Please transcribe the data that follows without the pictures, keeping every word the same.

═════ Provided records ═════

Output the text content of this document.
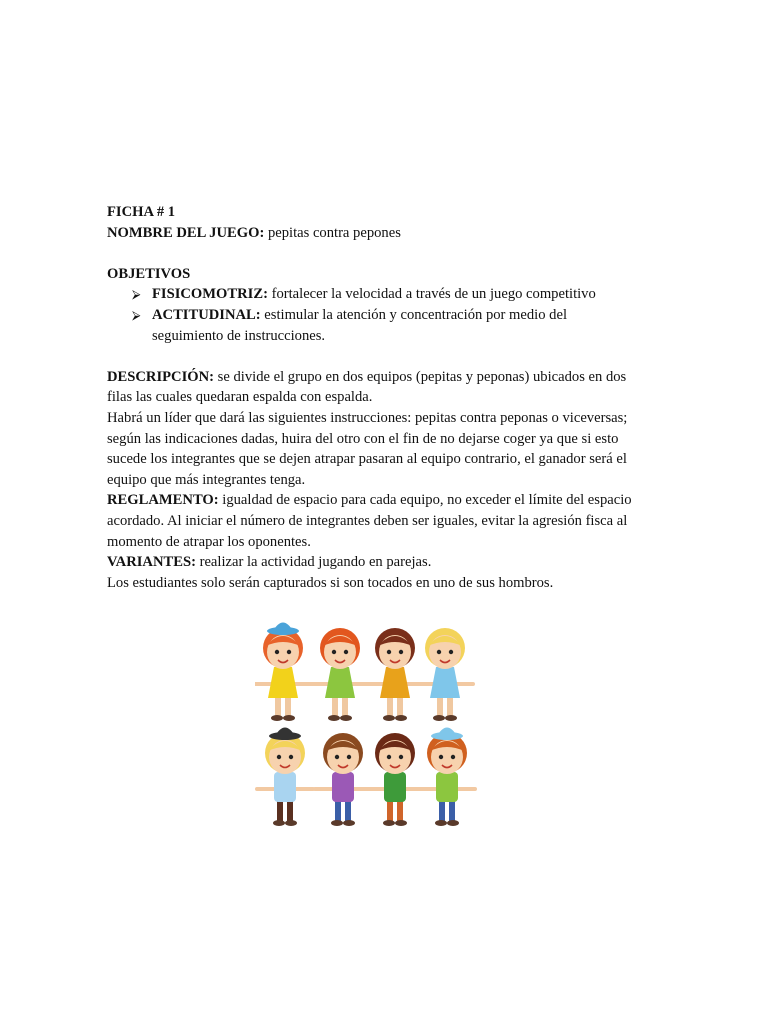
FICHA # 1
NOMBRE DEL JUEGO: pepitas contra pepones
OBJETIVOS
⮚ FISICOMOTRIZ: fortalecer la velocidad a través de un juego competitivo
⮚ ACTITUDINAL: estimular la atención y concentración por medio del
seguimiento de instrucciones.
DESCRIPCIÓN: se divide el grupo en dos equipos (pepitas y peponas) ubicados en dos
filas las cuales quedaran espalda con espalda.
Habrá un líder que dará las siguientes instrucciones: pepitas contra peponas o viceversas;
según las indicaciones dadas, huira del otro con el fin de no dejarse coger ya que si esto
sucede los integrantes que se dejen atrapar pasaran al equipo contrario, el ganador será el
equipo que más integrantes tenga.
REGLAMENTO: igualdad de espacio para cada equipo, no exceder el límite del espacio
acordado. Al iniciar el número de integrantes deben ser iguales, evitar la agresión fisca al
momento de atrapar los oponentes.
VARIANTES: realizar la actividad jugando en parejas.
Los estudiantes solo serán capturados si son tocados en uno de sus hombros.
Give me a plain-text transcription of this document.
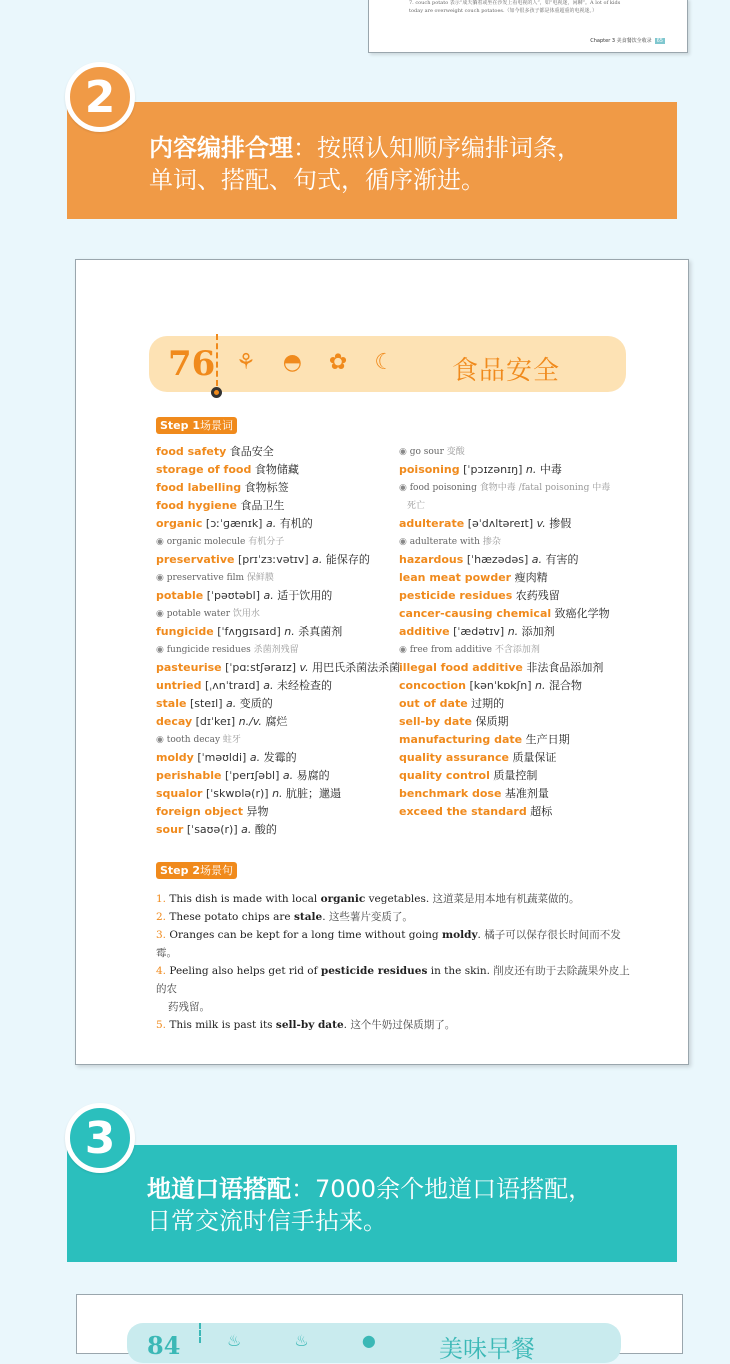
7. couch potato 表示“成天躺着或坐在沙发上看电视的人”，如“电视迷，闲聊”。A lot of kids
today are overweight couch potatoes.（如今很多孩子都是体重超重的电视迷。）
Chapter 3 美食餐饮全收录 65
内容编排合理：按照认知顺序编排词条，
单词、搭配、句式，循序渐进。
2
76 ⚘ ◓ ✿ ☾ 食品安全
Step 1场景词
food safety 食品安全
storage of food 食物储藏
food labelling 食物标签
food hygiene 食品卫生
organic [ɔːˈɡænɪk] a. 有机的
◉ organic molecule 有机分子
preservative [prɪˈzɜːvətɪv] a. 能保存的
◉ preservative film 保鲜膜
potable [ˈpəʊtəbl] a. 适于饮用的
◉ potable water 饮用水
fungicide [ˈfʌŋɡɪsaɪd] n. 杀真菌剂
◉ fungicide residues 杀菌剂残留
pasteurise [ˈpɑːstʃəraɪz] v. 用巴氏杀菌法杀菌
untried [ˌʌnˈtraɪd] a. 未经检查的
stale [steɪl] a. 变质的
decay [dɪˈkeɪ] n./v. 腐烂
◉ tooth decay 蛀牙
moldy [ˈməʊldi] a. 发霉的
perishable [ˈperɪʃəbl] a. 易腐的
squalor [ˈskwɒlə(r)] n. 肮脏；邋遢
foreign object 异物
sour [ˈsaʊə(r)] a. 酸的
◉ go sour 变酸
poisoning [ˈpɔɪzənɪŋ] n. 中毒
◉ food poisoning 食物中毒 /fatal poisoning 中毒
死亡
adulterate [əˈdʌltəreɪt] v. 掺假
◉ adulterate with 掺杂
hazardous [ˈhæzədəs] a. 有害的
lean meat powder 瘦肉精
pesticide residues 农药残留
cancer-causing chemical 致癌化学物
additive [ˈædətɪv] n. 添加剂
◉ free from additive 不含添加剂
illegal food additive 非法食品添加剂
concoction [kənˈkɒkʃn] n. 混合物
out of date 过期的
sell-by date 保质期
manufacturing date 生产日期
quality assurance 质量保证
quality control 质量控制
benchmark dose 基准剂量
exceed the standard 超标
Step 2场景句
1. This dish is made with local organic vegetables. 这道菜是用本地有机蔬菜做的。
2. These potato chips are stale. 这些薯片变质了。
3. Oranges can be kept for a long time without going moldy. 橘子可以保存很长时间而不发霉。
4. Peeling also helps get rid of pesticide residues in the skin. 削皮还有助于去除蔬果外皮上的农
药残留。
5. This milk is past its sell-by date. 这个牛奶过保质期了。
地道口语搭配：7000余个地道口语搭配，
日常交流时信手拈来。
3
84	♨ ♨ ● 美味早餐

═════

» Final result:
Output the text content of this document.
FICHA # 1
NOMBRE DEL JUEGO: pepitas contra pepones
OBJETIVOS
⮚ FISICOMOTRIZ: fortalecer la velocidad a través de un juego competitivo
⮚ ACTITUDINAL: estimular la atención y concentración por medio del
seguimiento de instrucciones.
DESCRIPCIÓN: se divide el grupo en dos equipos (pepitas y peponas) ubicados en dos
filas las cuales quedaran espalda con espalda.
Habrá un líder que dará las siguientes instrucciones: pepitas contra peponas o viceversas;
según las indicaciones dadas, huira del otro con el fin de no dejarse coger ya que si esto
sucede los integrantes que se dejen atrapar pasaran al equipo contrario, el ganador será el
equipo que más integrantes tenga.
REGLAMENTO: igualdad de espacio para cada equipo, no exceder el límite del espacio
acordado. Al iniciar el número de integrantes deben ser iguales, evitar la agresión fisca al
momento de atrapar los oponentes.
VARIANTES: realizar la actividad jugando en parejas.
Los estudiantes solo serán capturados si son tocados en uno de sus hombros.
Give me a plain-text transcription of this document.
7. couch potato 表示“成天躺着或坐在沙发上看电视的人”，如“电视迷，闲聊”。A lot of kids
today are overweight couch potatoes.（如今很多孩子都是体重超重的电视迷。）
Chapter 3 美食餐饮全收录 65
内容编排合理：按照认知顺序编排词条，
单词、搭配、句式，循序渐进。
2
76 ⚘ ◓ ✿ ☾ 食品安全
Step 1场景词
food safety 食品安全
storage of food 食物储藏
food labelling 食物标签
food hygiene 食品卫生
organic [ɔːˈɡænɪk] a. 有机的
◉ organic molecule 有机分子
preservative [prɪˈzɜːvətɪv] a. 能保存的
◉ preservative film 保鲜膜
potable [ˈpəʊtəbl] a. 适于饮用的
◉ potable water 饮用水
fungicide [ˈfʌŋɡɪsaɪd] n. 杀真菌剂
◉ fungicide residues 杀菌剂残留
pasteurise [ˈpɑːstʃəraɪz] v. 用巴氏杀菌法杀菌
untried [ˌʌnˈtraɪd] a. 未经检查的
stale [steɪl] a. 变质的
decay [dɪˈkeɪ] n./v. 腐烂
◉ tooth decay 蛀牙
moldy [ˈməʊldi] a. 发霉的
perishable [ˈperɪʃəbl] a. 易腐的
squalor [ˈskwɒlə(r)] n. 肮脏；邋遢
foreign object 异物
sour [ˈsaʊə(r)] a. 酸的
◉ go sour 变酸
poisoning [ˈpɔɪzənɪŋ] n. 中毒
◉ food poisoning 食物中毒 /fatal poisoning 中毒
死亡
adulterate [əˈdʌltəreɪt] v. 掺假
◉ adulterate with 掺杂
hazardous [ˈhæzədəs] a. 有害的
lean meat powder 瘦肉精
pesticide residues 农药残留
cancer-causing chemical 致癌化学物
additive [ˈædətɪv] n. 添加剂
◉ free from additive 不含添加剂
illegal food additive 非法食品添加剂
concoction [kənˈkɒkʃn] n. 混合物
out of date 过期的
sell-by date 保质期
manufacturing date 生产日期
quality assurance 质量保证
quality control 质量控制
benchmark dose 基准剂量
exceed the standard 超标
Step 2场景句
1. This dish is made with local organic vegetables. 这道菜是用本地有机蔬菜做的。
2. These potato chips are stale. 这些薯片变质了。
3. Oranges can be kept for a long time without going moldy. 橘子可以保存很长时间而不发霉。
4. Peeling also helps get rid of pesticide residues in the skin. 削皮还有助于去除蔬果外皮上的农
药残留。
5. This milk is past its sell-by date. 这个牛奶过保质期了。
地道口语搭配：7000余个地道口语搭配，
日常交流时信手拈来。
3
84	♨ ♨ ● 美味早餐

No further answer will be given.